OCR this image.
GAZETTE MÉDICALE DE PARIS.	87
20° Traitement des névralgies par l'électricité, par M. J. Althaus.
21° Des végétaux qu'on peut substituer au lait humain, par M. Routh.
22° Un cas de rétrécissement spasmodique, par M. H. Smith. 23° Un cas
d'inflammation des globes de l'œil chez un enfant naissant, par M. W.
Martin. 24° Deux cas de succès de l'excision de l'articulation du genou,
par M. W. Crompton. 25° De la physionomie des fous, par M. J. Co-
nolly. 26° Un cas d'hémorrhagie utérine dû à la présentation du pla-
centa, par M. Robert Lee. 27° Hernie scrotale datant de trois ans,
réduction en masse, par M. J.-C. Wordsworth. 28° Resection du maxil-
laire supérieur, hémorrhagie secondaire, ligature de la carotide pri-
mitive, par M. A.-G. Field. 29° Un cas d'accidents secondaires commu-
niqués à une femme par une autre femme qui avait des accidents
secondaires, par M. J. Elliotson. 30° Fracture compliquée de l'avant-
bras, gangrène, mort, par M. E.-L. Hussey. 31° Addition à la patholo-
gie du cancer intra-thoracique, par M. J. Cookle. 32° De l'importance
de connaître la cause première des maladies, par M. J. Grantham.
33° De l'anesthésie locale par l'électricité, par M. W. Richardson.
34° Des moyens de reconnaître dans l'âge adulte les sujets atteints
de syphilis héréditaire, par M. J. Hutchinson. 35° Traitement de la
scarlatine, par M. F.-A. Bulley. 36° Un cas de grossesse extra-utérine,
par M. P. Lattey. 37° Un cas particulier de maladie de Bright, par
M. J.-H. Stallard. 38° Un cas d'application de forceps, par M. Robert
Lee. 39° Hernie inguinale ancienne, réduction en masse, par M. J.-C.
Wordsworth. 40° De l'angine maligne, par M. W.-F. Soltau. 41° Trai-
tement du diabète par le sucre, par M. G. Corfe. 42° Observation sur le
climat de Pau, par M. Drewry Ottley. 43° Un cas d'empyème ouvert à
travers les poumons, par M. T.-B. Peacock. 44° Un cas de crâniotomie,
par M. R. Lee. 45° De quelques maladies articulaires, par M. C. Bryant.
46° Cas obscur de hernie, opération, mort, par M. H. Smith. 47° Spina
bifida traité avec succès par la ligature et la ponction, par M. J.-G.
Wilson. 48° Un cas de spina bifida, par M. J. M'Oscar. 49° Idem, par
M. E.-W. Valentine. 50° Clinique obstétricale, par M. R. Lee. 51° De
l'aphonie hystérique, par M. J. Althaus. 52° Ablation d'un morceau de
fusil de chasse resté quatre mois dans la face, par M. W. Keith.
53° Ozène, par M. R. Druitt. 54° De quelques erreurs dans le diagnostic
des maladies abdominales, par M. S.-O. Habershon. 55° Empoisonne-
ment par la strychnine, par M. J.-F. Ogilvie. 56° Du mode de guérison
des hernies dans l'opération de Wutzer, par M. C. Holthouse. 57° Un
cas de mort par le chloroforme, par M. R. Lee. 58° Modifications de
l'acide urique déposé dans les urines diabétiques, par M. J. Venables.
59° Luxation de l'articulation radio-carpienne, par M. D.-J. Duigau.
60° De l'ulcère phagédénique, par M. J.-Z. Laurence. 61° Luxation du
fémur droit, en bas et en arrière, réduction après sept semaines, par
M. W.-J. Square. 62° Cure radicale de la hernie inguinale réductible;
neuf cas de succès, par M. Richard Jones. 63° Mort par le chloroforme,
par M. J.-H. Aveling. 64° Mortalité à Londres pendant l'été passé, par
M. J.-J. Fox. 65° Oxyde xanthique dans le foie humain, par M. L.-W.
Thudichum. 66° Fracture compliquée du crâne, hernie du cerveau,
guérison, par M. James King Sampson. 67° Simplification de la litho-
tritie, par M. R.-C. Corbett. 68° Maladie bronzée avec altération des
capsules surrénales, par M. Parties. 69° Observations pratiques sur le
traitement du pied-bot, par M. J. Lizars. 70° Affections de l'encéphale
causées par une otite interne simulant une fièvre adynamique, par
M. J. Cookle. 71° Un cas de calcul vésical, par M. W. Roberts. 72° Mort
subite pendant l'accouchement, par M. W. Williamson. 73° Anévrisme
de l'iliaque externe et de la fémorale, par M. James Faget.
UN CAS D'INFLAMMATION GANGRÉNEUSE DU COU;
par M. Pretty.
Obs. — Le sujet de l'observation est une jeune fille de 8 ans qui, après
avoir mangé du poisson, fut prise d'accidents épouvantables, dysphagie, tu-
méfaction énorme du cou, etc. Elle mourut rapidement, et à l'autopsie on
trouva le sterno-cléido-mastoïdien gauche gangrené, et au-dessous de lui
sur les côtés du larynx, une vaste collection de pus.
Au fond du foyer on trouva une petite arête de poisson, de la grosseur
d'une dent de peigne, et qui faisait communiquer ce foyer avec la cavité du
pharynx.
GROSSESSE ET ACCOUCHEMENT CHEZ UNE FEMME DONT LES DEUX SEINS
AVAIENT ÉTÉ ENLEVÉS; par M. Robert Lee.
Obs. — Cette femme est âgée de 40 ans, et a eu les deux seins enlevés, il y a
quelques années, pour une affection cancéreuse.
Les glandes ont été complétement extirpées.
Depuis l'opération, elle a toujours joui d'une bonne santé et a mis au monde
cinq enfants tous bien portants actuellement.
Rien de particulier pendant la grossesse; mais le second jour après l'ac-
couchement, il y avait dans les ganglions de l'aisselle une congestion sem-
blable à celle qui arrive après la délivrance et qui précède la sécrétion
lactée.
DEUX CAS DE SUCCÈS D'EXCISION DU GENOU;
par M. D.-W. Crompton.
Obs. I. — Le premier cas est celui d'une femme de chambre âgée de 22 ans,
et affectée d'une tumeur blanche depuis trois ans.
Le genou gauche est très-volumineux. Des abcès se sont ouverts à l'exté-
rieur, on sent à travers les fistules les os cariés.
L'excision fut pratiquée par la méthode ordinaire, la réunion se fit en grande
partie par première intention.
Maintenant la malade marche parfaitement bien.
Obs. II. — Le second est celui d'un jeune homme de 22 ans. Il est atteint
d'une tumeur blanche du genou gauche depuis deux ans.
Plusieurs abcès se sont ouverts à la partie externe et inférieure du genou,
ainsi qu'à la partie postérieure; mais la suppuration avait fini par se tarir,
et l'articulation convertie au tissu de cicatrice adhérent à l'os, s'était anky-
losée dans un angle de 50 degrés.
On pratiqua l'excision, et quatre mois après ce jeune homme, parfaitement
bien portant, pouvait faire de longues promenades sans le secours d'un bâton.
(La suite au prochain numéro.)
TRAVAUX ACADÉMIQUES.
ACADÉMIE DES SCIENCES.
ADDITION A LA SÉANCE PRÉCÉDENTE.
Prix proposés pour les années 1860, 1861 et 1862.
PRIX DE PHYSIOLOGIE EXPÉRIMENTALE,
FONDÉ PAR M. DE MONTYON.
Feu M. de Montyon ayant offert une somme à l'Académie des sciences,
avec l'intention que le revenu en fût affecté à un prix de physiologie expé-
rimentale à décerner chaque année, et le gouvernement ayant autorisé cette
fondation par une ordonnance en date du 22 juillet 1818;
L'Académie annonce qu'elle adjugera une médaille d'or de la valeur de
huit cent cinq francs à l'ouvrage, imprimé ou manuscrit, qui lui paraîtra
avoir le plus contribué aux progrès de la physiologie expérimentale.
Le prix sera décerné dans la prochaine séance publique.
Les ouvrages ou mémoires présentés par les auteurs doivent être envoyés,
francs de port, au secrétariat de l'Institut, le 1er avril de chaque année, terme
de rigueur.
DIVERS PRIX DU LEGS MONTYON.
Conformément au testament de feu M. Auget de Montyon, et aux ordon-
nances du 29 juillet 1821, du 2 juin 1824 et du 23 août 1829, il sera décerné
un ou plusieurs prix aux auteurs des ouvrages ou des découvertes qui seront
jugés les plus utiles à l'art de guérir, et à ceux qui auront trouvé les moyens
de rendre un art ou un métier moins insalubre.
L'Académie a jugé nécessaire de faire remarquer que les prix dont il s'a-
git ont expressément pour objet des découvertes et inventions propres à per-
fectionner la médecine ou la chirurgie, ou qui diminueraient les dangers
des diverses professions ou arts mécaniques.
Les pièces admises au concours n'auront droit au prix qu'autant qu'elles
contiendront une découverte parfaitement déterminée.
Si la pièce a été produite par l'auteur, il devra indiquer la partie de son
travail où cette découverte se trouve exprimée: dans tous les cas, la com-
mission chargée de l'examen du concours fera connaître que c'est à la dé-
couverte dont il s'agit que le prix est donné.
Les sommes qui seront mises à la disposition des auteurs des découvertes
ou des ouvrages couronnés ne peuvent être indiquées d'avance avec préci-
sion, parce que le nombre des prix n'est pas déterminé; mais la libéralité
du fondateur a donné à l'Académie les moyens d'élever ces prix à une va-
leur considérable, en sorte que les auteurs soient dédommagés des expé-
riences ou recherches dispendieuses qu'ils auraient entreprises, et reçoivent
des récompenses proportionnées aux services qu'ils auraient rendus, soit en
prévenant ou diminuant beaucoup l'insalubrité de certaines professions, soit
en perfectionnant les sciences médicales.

## Your instructions
Count every line of the records that holds the string "ouverts". Write only the total.

## The completed task
2